_Task to carry out_: Return the number of lines holding "Magnitude", with nothing added.
## BEGIN
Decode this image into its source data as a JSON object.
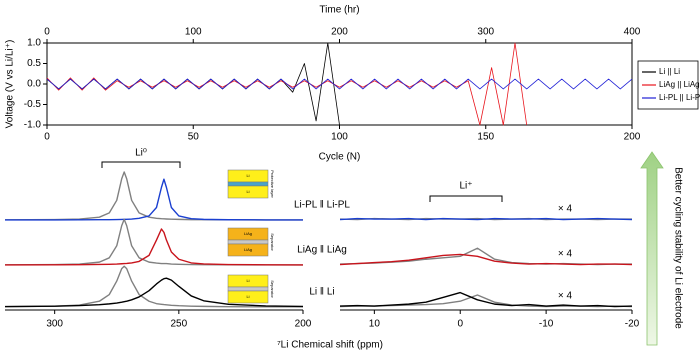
{
  "chart_data": [
    {
      "type": "line",
      "x_label": "Cycle (N)",
      "x2_label": "Time (hr)",
      "y_label": "Voltage (V vs Li/Li⁺)",
      "xlim": [
        0,
        200
      ],
      "xticks": [
        0,
        50,
        100,
        150,
        200
      ],
      "x2lim": [
        0,
        400
      ],
      "x2ticks": [
        0,
        100,
        200,
        300,
        400
      ],
      "ylim": [
        -1,
        1
      ],
      "yticks": [
        {
          "value": -1,
          "label": "-1.0"
        },
        -0.5,
        {
          "value": 0,
          "label": "0.0"
        },
        0.5,
        {
          "value": 1,
          "label": "1.0"
        }
      ],
      "legend": "right",
      "x": [
        0,
        4,
        8,
        12,
        16,
        20,
        24,
        28,
        32,
        36,
        40,
        44,
        48,
        52,
        56,
        60,
        64,
        68,
        72,
        76,
        80,
        84,
        88,
        92,
        96,
        100,
        104,
        108,
        112,
        116,
        120,
        124,
        128,
        132,
        136,
        140,
        144,
        148,
        152,
        156,
        160,
        164,
        168,
        172,
        176,
        180,
        184,
        188,
        192,
        196,
        200
      ],
      "series": [
        {
          "name": "Li || Li",
          "color": "#000000",
          "values": [
            0.12,
            -0.12,
            0.12,
            -0.12,
            0.12,
            -0.12,
            0.12,
            -0.12,
            0.12,
            -0.12,
            0.12,
            -0.12,
            0.12,
            -0.12,
            0.12,
            -0.12,
            0.12,
            -0.12,
            0.12,
            -0.12,
            0.12,
            -0.2,
            0.5,
            -0.9,
            1,
            -1,
            null,
            null,
            null,
            null,
            null,
            null,
            null,
            null,
            null,
            null,
            null,
            null,
            null,
            null,
            null,
            null,
            null,
            null,
            null,
            null,
            null,
            null,
            null,
            null,
            null
          ]
        },
        {
          "name": "LiAg || LiAg",
          "color": "#e8141c",
          "values": [
            0.15,
            -0.15,
            0.15,
            -0.15,
            0.15,
            -0.15,
            0.08,
            -0.08,
            0.08,
            -0.08,
            0.08,
            -0.08,
            0.08,
            -0.08,
            0.08,
            -0.08,
            0.08,
            -0.08,
            0.08,
            -0.08,
            0.08,
            -0.08,
            0.08,
            -0.08,
            0.08,
            -0.08,
            0.08,
            -0.08,
            0.08,
            -0.08,
            0.08,
            -0.08,
            0.08,
            -0.08,
            0.08,
            -0.08,
            0.08,
            -1,
            0.4,
            -1,
            1,
            -1,
            null,
            null,
            null,
            null,
            null,
            null,
            null,
            null,
            null
          ]
        },
        {
          "name": "Li-PL || Li-PL",
          "color": "#1f1fd6",
          "values": [
            0.12,
            -0.12,
            0.12,
            -0.12,
            0.12,
            -0.12,
            0.12,
            -0.12,
            0.12,
            -0.12,
            0.12,
            -0.12,
            0.12,
            -0.12,
            0.12,
            -0.12,
            0.12,
            -0.12,
            0.12,
            -0.12,
            0.12,
            -0.12,
            0.12,
            -0.12,
            0.12,
            -0.12,
            0.12,
            -0.12,
            0.12,
            -0.12,
            0.12,
            -0.12,
            0.12,
            -0.12,
            0.12,
            -0.12,
            0.12,
            -0.12,
            0.12,
            -0.12,
            0.12,
            -0.12,
            0.12,
            -0.12,
            0.12,
            -0.12,
            0.12,
            -0.12,
            0.12,
            -0.12,
            0.12
          ]
        }
      ]
    },
    {
      "type": "line",
      "annotation": "Li⁰",
      "xlim": [
        320,
        200
      ],
      "xticks": [
        300,
        250,
        200
      ],
      "x": [
        320,
        300,
        290,
        282,
        278,
        275,
        273,
        272,
        271,
        269,
        266,
        262,
        259,
        257,
        256,
        255,
        253,
        250,
        245,
        240,
        230,
        215,
        200
      ],
      "rows": [
        {
          "label": "Li-PL ‖ Li-PL",
          "inset": [
            "Li",
            "Li",
            "Protective layer"
          ],
          "series": [
            {
              "color": "#808080",
              "values": [
                0.003,
                0.008,
                0.019,
                0.059,
                0.148,
                0.41,
                0.86,
                1,
                0.86,
                0.41,
                0.148,
                0.059,
                0.036,
                0.027,
                0.024,
                0.021,
                0.017,
                0.013,
                0.008,
                0.006,
                0.004,
                0.002,
                0.001
              ]
            },
            {
              "color": "#1a3fd0",
              "values": [
                0.001,
                0.002,
                0.003,
                0.006,
                0.007,
                0.009,
                0.011,
                0.013,
                0.015,
                0.02,
                0.035,
                0.085,
                0.26,
                0.68,
                0.85,
                0.68,
                0.26,
                0.085,
                0.027,
                0.013,
                0.005,
                0.002,
                0.001
              ]
            }
          ]
        },
        {
          "label": "LiAg ‖ LiAg",
          "inset": [
            "LiAg",
            "LiAg",
            "Separator"
          ],
          "series": [
            {
              "color": "#808080",
              "values": [
                0.003,
                0.008,
                0.02,
                0.06,
                0.15,
                0.4,
                0.82,
                0.95,
                0.82,
                0.4,
                0.15,
                0.06,
                0.04,
                0.03,
                0.03,
                0.03,
                0.02,
                0.015,
                0.01,
                0.006,
                0.004,
                0.002,
                0.001
              ]
            },
            {
              "color": "#c8141c",
              "values": [
                0.001,
                0.004,
                0.006,
                0.011,
                0.015,
                0.02,
                0.026,
                0.029,
                0.033,
                0.044,
                0.075,
                0.2,
                0.52,
                0.75,
                0.68,
                0.52,
                0.27,
                0.12,
                0.044,
                0.023,
                0.01,
                0.004,
                0.002
              ]
            }
          ]
        },
        {
          "label": "Li ‖ Li",
          "inset": [
            "Li",
            "Li",
            "Separator"
          ],
          "series": [
            {
              "color": "#808080",
              "values": [
                0.006,
                0.017,
                0.04,
                0.12,
                0.26,
                0.54,
                0.8,
                0.85,
                0.8,
                0.54,
                0.26,
                0.12,
                0.07,
                0.057,
                0.05,
                0.045,
                0.036,
                0.027,
                0.018,
                0.013,
                0.007,
                0.004,
                0.003
              ]
            },
            {
              "color": "#000000",
              "values": [
                0.009,
                0.018,
                0.03,
                0.048,
                0.065,
                0.083,
                0.1,
                0.11,
                0.12,
                0.15,
                0.21,
                0.34,
                0.48,
                0.56,
                0.59,
                0.6,
                0.56,
                0.43,
                0.23,
                0.13,
                0.055,
                0.022,
                0.011
              ]
            }
          ]
        }
      ]
    },
    {
      "type": "line",
      "annotation": "Li⁺",
      "xlim": [
        14,
        -20
      ],
      "xticks": [
        10,
        0,
        -10,
        -20
      ],
      "x": [
        14,
        12,
        10,
        8,
        6,
        4,
        2,
        0,
        -2,
        -4,
        -6,
        -8,
        -10,
        -12,
        -14,
        -16,
        -18,
        -20
      ],
      "rows": [
        {
          "annotation": "× 4",
          "series": [
            {
              "color": "#808080",
              "values": [
                0.02,
                0.01,
                0.03,
                0.02,
                0.01,
                0.03,
                0.02,
                0.02,
                0.03,
                0.01,
                0.02,
                0.03,
                0.01,
                0.02,
                0.02,
                0.01,
                0.02,
                0.02
              ]
            },
            {
              "color": "#1a3fd0",
              "values": [
                0.01,
                0.03,
                0.02,
                0.02,
                0.03,
                0.01,
                0.03,
                0.02,
                0.01,
                0.03,
                0.02,
                0.02,
                0.03,
                0.01,
                0.02,
                0.03,
                0.02,
                0.01
              ]
            }
          ]
        },
        {
          "annotation": "× 4",
          "series": [
            {
              "color": "#808080",
              "values": [
                0.02,
                0.03,
                0.04,
                0.06,
                0.08,
                0.12,
                0.15,
                0.18,
                0.35,
                0.12,
                0.05,
                0.03,
                0.02,
                0.03,
                0.02,
                0.01,
                0.02,
                0.02
              ]
            },
            {
              "color": "#c8141c",
              "values": [
                0.01,
                0.03,
                0.05,
                0.07,
                0.1,
                0.15,
                0.2,
                0.22,
                0.18,
                0.08,
                0.04,
                0.02,
                0.03,
                0.02,
                0.01,
                0.02,
                0.02,
                0.01
              ]
            }
          ]
        },
        {
          "annotation": "× 4",
          "series": [
            {
              "color": "#808080",
              "values": [
                0.01,
                0.02,
                0.02,
                0.03,
                0.04,
                0.05,
                0.07,
                0.12,
                0.25,
                0.1,
                0.04,
                0.02,
                0.01,
                0.02,
                0.02,
                0.01,
                0.02,
                0.01
              ]
            },
            {
              "color": "#000000",
              "values": [
                0.02,
                0.03,
                0.02,
                0.04,
                0.06,
                0.1,
                0.2,
                0.3,
                0.15,
                0.06,
                0.03,
                0.05,
                0.02,
                0.04,
                0.02,
                0.03,
                0.01,
                0.02
              ]
            }
          ]
        }
      ]
    }
  ],
  "x_label": "⁷Li Chemical shift (ppm)",
  "arrow_label": "Better cycling stability of Li electrode"
}
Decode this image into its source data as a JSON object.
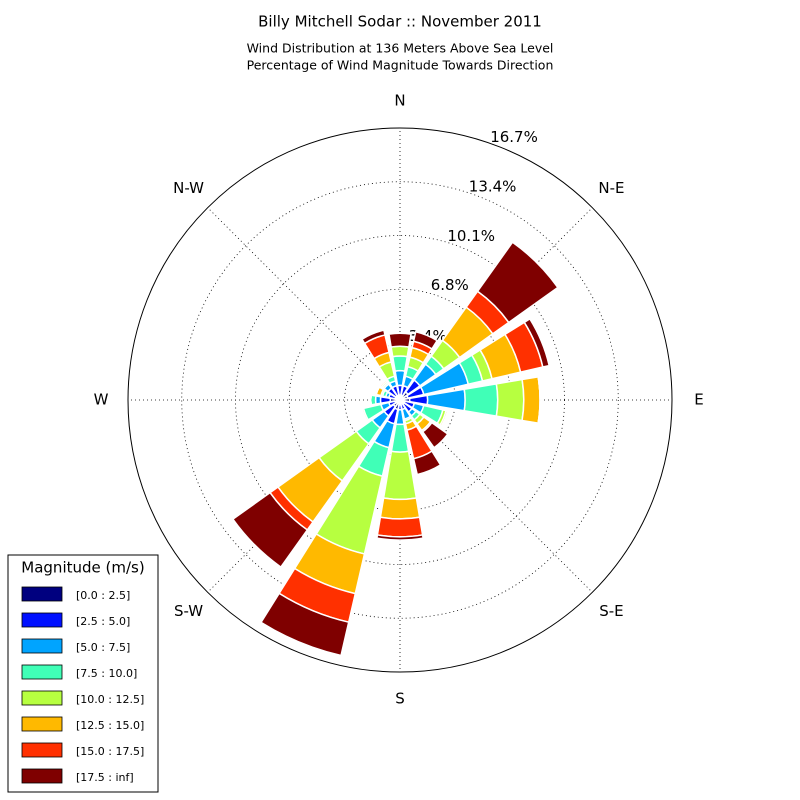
{
  "chart_data": {
    "type": "windrose",
    "title": "Billy Mitchell Sodar :: November 2011",
    "subtitle": [
      "Wind Distribution at 136 Meters Above Sea Level",
      "Percentage of Wind Magnitude Towards Direction"
    ],
    "legend_title": "Magnitude (m/s)",
    "categories": [
      "N",
      null,
      "N-E",
      null,
      "E",
      null,
      "S-E",
      null,
      "S",
      null,
      "S-W",
      null,
      "W",
      null,
      "N-W",
      null
    ],
    "ylim": [
      0,
      16.7
    ],
    "yticks": [
      {
        "value": 3.4,
        "label": "3.4%"
      },
      {
        "value": 6.8,
        "label": "6.8%"
      },
      {
        "value": 10.1,
        "label": "10.1%"
      },
      {
        "value": 13.4,
        "label": "13.4%"
      },
      {
        "value": 16.7,
        "label": "16.7%"
      }
    ],
    "grid": true,
    "legend": "lower left",
    "series": [
      {
        "name": "[0.0 : 2.5]",
        "color": "#00007f",
        "values": [
          0.3,
          0.3,
          0.6,
          0.5,
          0.6,
          0.3,
          0.3,
          0.2,
          0.3,
          0.6,
          0.5,
          0.3,
          0.6,
          0.3,
          0.3,
          0.3
        ]
      },
      {
        "name": "[2.5 : 5.0]",
        "color": "#0010ff",
        "values": [
          0.6,
          0.6,
          0.9,
          1.0,
          1.1,
          0.6,
          0.6,
          0.4,
          0.3,
          0.9,
          0.7,
          0.4,
          0.6,
          0.4,
          0.6,
          0.6
        ]
      },
      {
        "name": "[5.0 : 7.5]",
        "color": "#00a4ff",
        "values": [
          0.9,
          0.6,
          1.2,
          2.8,
          2.3,
          0.6,
          0.3,
          0.6,
          0.9,
          1.5,
          0.9,
          0.5,
          0.3,
          0.2,
          0.3,
          0.3
        ]
      },
      {
        "name": "[7.5 : 10.0]",
        "color": "#40ffb7",
        "values": [
          0.9,
          0.6,
          0.6,
          0.9,
          2.0,
          1.2,
          0.3,
          0.1,
          1.7,
          1.8,
          1.2,
          1.1,
          0.3,
          0.2,
          0.1,
          0.3
        ]
      },
      {
        "name": "[10.0 : 12.5]",
        "color": "#b7ff40",
        "values": [
          0.6,
          0.6,
          1.2,
          0.6,
          1.6,
          0.2,
          0.3,
          0.2,
          2.9,
          4.9,
          2.8,
          0.1,
          0,
          0.1,
          0.1,
          0.9
        ]
      },
      {
        "name": "[12.5 : 15.0]",
        "color": "#ffb900",
        "values": [
          0,
          0.6,
          2.5,
          1.8,
          1.0,
          0.1,
          0.5,
          0.4,
          1.2,
          2.5,
          3.1,
          0,
          0,
          0.3,
          0.1,
          0.6
        ]
      },
      {
        "name": "[15.0 : 17.5]",
        "color": "#ff3000",
        "values": [
          0,
          0.4,
          1.2,
          1.4,
          0,
          0,
          0.1,
          1.8,
          1.1,
          1.8,
          0.6,
          0,
          0,
          0,
          0,
          1.1
        ]
      },
      {
        "name": "[17.5 : inf]",
        "color": "#7f0000",
        "values": [
          0.8,
          0.6,
          3.7,
          0.4,
          0,
          0,
          1.2,
          1.0,
          0.2,
          2.1,
          2.8,
          0,
          0,
          0,
          0,
          0.3
        ]
      }
    ]
  }
}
## END
_Completed exercise_: 2